- Dataset rows
* * *
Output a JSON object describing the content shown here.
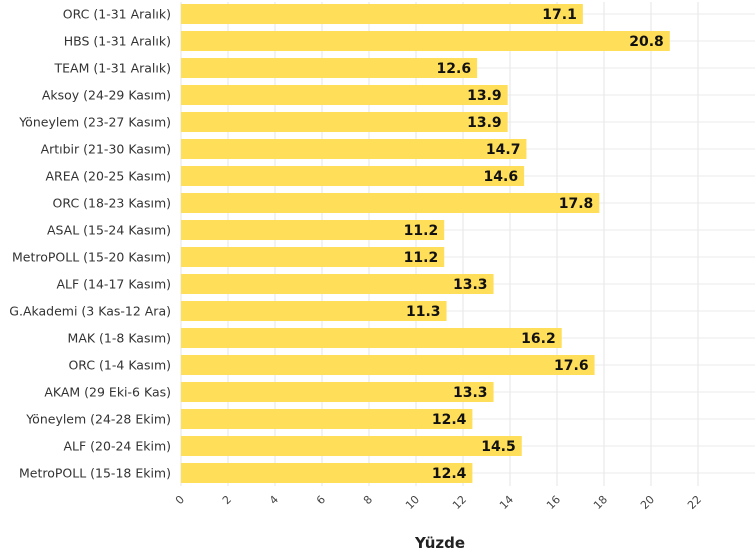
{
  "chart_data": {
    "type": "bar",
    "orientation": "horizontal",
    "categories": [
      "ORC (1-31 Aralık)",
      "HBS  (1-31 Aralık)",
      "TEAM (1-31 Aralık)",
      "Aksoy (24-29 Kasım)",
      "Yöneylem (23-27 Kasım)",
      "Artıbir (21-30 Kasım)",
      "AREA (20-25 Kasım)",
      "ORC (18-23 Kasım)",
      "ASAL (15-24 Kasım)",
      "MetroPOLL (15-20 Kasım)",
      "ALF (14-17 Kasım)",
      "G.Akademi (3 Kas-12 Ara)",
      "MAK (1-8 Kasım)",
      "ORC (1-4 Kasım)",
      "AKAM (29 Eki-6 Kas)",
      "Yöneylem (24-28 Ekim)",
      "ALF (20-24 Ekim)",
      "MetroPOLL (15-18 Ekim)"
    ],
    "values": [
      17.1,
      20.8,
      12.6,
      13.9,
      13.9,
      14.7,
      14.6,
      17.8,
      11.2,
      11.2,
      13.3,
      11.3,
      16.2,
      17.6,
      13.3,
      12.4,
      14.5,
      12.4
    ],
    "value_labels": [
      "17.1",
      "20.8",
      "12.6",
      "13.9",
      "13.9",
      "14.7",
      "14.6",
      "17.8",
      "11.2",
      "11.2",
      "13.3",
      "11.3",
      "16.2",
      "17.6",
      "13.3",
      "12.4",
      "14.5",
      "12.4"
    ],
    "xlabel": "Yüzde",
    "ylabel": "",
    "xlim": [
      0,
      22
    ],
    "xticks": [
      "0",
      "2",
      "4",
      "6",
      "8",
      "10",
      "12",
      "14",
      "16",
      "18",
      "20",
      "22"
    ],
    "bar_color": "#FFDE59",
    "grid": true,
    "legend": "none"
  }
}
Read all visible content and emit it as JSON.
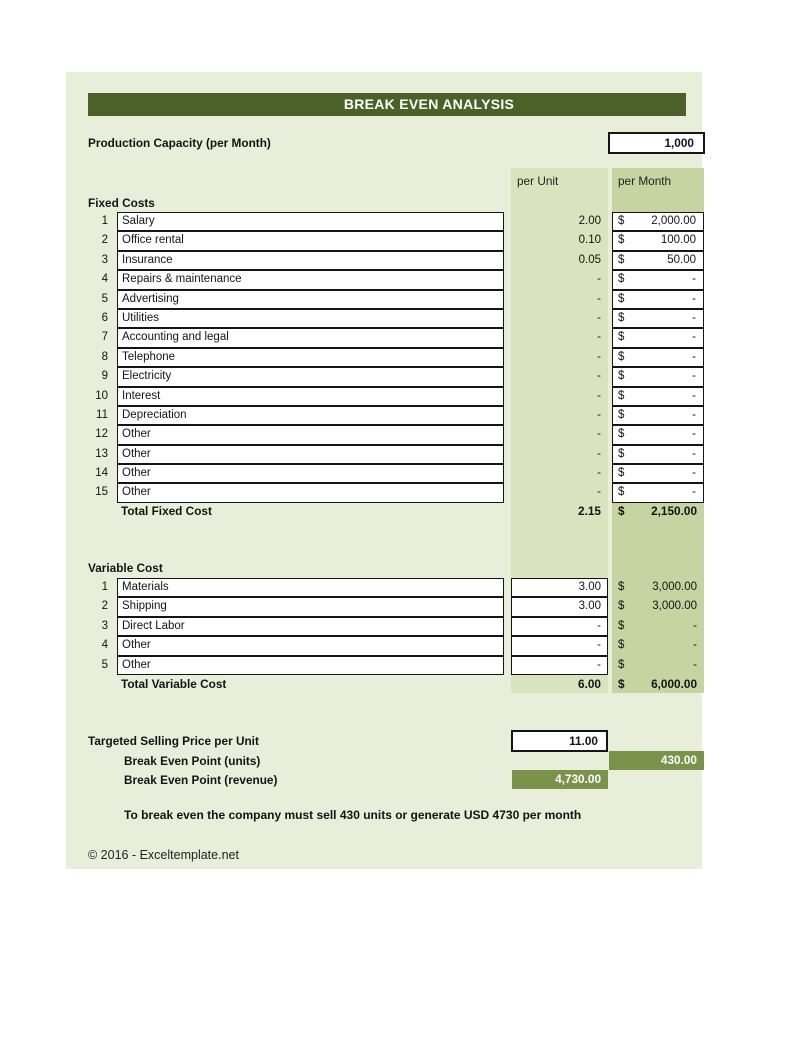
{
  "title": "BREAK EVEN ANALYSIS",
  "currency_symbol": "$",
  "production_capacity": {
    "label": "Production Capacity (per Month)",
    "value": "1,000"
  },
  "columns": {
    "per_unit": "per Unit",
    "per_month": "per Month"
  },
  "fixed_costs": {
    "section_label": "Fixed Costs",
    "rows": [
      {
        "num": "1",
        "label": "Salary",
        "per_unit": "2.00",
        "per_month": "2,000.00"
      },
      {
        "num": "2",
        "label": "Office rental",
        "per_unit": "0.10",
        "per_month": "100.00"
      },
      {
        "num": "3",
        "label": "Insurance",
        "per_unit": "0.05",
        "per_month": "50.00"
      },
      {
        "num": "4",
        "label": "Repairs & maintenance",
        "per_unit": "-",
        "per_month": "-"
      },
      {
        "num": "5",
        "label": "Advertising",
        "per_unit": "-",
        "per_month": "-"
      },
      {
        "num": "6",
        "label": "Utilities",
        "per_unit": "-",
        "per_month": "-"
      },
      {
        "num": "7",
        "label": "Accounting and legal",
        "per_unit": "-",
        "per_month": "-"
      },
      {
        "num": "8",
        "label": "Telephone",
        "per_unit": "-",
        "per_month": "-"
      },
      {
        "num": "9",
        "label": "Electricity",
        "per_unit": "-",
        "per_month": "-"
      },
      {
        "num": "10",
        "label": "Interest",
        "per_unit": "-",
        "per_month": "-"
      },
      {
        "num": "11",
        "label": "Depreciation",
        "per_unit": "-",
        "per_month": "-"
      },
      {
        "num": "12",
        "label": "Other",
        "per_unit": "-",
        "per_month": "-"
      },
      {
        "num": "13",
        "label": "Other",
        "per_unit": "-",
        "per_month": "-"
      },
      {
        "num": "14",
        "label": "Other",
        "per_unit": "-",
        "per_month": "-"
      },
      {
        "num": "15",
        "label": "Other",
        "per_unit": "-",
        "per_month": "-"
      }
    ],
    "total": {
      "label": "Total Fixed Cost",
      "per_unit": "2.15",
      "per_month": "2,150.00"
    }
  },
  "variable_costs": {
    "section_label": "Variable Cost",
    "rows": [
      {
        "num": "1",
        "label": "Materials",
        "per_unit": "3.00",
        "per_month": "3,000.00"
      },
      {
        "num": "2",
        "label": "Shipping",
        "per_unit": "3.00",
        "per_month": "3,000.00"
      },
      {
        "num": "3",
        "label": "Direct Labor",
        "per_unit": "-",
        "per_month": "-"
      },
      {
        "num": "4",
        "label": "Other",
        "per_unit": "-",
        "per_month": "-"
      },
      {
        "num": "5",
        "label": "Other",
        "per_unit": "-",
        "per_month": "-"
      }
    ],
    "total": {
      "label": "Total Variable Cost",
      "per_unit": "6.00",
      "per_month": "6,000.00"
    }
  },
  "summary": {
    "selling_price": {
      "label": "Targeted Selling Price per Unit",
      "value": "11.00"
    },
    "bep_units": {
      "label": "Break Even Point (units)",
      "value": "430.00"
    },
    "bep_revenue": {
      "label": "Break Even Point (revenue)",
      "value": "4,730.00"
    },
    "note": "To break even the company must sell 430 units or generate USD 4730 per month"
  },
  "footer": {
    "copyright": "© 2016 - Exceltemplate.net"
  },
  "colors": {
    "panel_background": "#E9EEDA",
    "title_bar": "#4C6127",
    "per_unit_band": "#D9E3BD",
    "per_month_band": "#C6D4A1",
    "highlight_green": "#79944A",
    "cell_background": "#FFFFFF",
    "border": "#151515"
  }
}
* * *
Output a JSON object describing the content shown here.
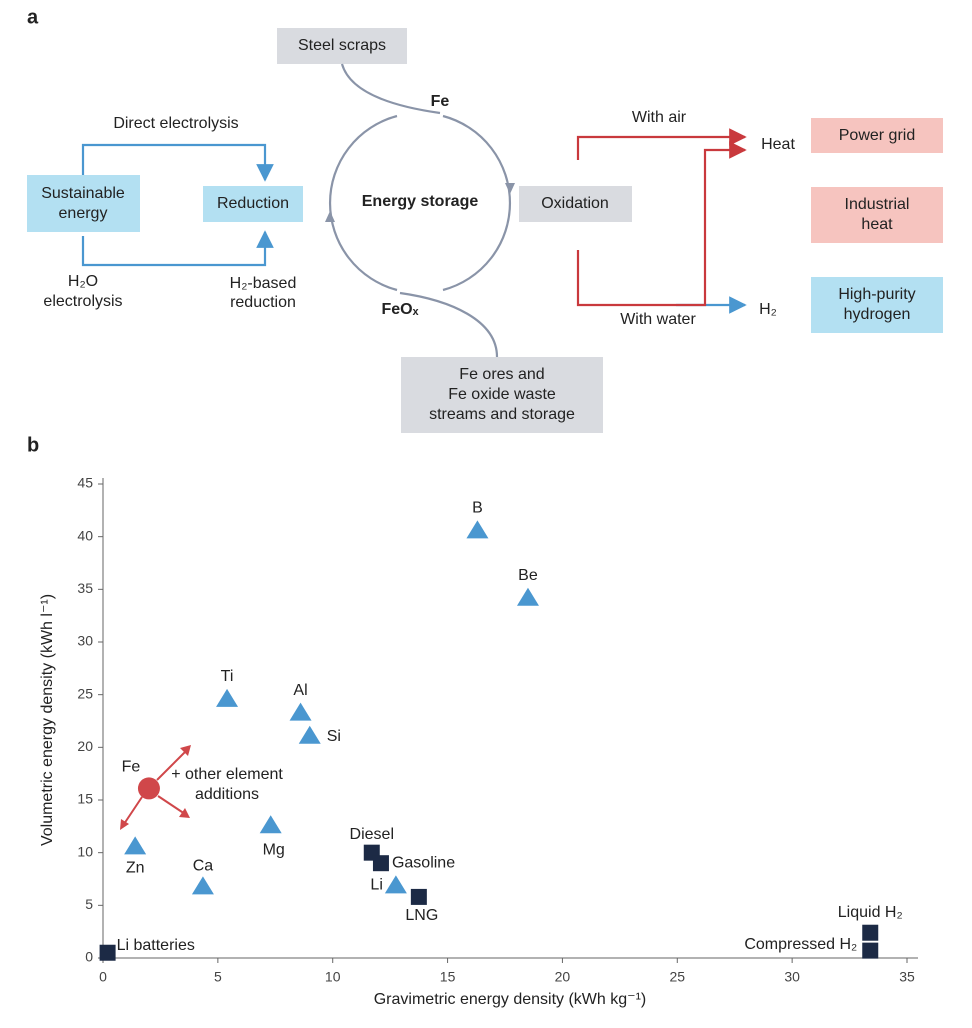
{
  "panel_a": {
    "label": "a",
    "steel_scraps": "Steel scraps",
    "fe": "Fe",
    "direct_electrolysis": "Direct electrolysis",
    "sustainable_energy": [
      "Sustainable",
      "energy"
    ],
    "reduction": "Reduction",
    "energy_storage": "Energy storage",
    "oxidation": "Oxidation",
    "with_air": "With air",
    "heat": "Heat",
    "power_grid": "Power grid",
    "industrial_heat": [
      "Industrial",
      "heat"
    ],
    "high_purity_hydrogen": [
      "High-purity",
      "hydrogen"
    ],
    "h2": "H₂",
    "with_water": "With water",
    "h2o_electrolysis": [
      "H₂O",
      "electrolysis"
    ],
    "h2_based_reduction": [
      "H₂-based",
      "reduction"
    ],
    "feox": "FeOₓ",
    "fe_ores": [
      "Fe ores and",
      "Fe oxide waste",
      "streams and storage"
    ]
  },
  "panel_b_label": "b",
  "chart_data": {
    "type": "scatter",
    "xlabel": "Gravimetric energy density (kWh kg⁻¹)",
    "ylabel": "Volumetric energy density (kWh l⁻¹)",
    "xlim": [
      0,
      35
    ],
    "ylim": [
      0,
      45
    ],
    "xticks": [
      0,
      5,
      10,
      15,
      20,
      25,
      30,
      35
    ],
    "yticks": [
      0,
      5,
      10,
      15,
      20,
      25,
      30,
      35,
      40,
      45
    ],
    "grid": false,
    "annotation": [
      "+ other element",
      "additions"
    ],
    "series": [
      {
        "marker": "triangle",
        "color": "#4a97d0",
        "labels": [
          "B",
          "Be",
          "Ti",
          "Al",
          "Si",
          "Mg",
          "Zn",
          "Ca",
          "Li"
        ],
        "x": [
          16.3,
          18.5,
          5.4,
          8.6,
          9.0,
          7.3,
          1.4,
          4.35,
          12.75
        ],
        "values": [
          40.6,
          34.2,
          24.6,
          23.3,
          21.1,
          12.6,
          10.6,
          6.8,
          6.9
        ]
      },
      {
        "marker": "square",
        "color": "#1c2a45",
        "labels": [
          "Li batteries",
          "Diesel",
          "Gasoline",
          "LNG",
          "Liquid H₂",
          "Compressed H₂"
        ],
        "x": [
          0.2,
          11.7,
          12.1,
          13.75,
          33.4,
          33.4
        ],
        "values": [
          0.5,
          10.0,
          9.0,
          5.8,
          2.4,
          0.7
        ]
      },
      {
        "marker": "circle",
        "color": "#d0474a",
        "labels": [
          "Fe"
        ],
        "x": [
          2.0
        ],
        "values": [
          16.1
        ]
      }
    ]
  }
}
* * *
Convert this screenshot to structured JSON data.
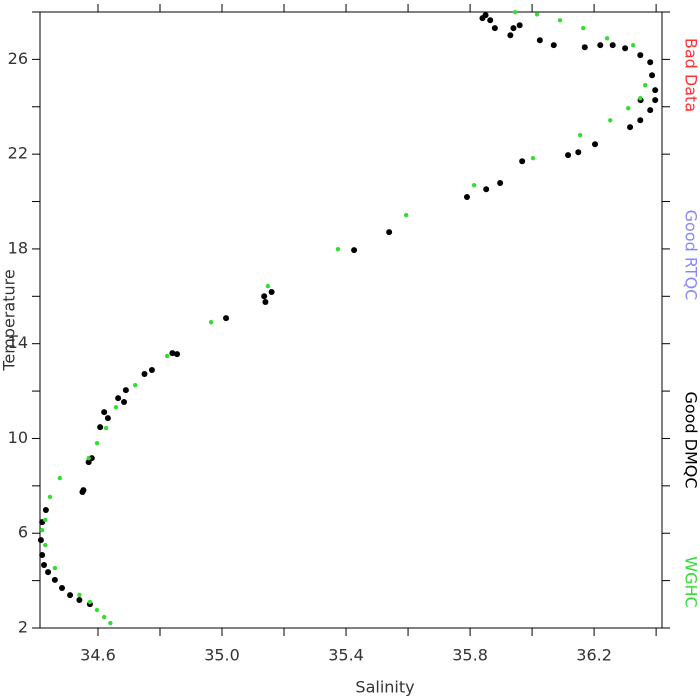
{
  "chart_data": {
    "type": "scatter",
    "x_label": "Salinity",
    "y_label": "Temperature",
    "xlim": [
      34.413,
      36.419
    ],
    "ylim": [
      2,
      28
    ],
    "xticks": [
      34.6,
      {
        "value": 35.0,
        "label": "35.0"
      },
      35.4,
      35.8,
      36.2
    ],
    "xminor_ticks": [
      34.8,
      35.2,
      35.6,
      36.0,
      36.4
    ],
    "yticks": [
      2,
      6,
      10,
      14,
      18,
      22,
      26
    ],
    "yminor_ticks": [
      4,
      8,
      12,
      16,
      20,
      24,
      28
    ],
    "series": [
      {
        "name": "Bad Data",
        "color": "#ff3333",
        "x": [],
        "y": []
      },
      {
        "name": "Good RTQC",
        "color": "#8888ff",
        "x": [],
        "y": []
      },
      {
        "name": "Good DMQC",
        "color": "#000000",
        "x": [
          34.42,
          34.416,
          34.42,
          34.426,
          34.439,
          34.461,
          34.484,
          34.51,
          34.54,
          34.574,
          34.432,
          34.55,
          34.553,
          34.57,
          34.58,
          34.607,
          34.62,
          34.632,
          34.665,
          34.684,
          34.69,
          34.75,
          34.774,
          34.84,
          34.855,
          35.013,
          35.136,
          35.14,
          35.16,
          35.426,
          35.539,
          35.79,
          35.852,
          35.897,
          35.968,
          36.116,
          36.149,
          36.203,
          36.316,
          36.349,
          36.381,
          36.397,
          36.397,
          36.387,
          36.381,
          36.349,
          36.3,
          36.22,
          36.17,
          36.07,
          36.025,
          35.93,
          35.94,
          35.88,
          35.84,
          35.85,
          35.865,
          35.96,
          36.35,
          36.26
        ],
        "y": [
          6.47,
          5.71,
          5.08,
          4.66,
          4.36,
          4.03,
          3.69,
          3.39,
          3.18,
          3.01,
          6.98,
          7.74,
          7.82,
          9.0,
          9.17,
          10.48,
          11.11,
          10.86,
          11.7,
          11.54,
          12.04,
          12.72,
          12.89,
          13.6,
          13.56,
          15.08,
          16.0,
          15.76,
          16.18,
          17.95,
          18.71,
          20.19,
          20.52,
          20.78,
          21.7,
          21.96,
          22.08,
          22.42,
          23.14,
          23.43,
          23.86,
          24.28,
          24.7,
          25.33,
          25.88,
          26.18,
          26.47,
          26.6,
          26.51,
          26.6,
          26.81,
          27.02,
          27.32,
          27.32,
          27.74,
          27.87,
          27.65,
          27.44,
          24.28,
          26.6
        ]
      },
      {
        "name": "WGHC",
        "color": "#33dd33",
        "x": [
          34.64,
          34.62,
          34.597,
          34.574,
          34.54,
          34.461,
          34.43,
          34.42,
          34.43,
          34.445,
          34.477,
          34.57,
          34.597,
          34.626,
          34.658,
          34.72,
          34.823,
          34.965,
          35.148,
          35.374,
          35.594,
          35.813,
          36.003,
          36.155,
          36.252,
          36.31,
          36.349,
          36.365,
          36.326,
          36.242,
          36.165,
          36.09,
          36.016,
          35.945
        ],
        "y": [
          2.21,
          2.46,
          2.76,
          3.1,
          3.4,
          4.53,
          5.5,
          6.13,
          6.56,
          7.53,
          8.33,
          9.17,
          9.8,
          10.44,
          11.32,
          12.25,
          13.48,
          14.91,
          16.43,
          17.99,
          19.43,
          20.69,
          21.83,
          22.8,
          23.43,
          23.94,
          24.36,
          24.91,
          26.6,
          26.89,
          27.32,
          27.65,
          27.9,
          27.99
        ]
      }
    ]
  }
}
* * *
- Your task
Keep only the lines that hold the string "With", and copy them out.

- The solution
    "with_air": "With air",
    "with_water": "With water",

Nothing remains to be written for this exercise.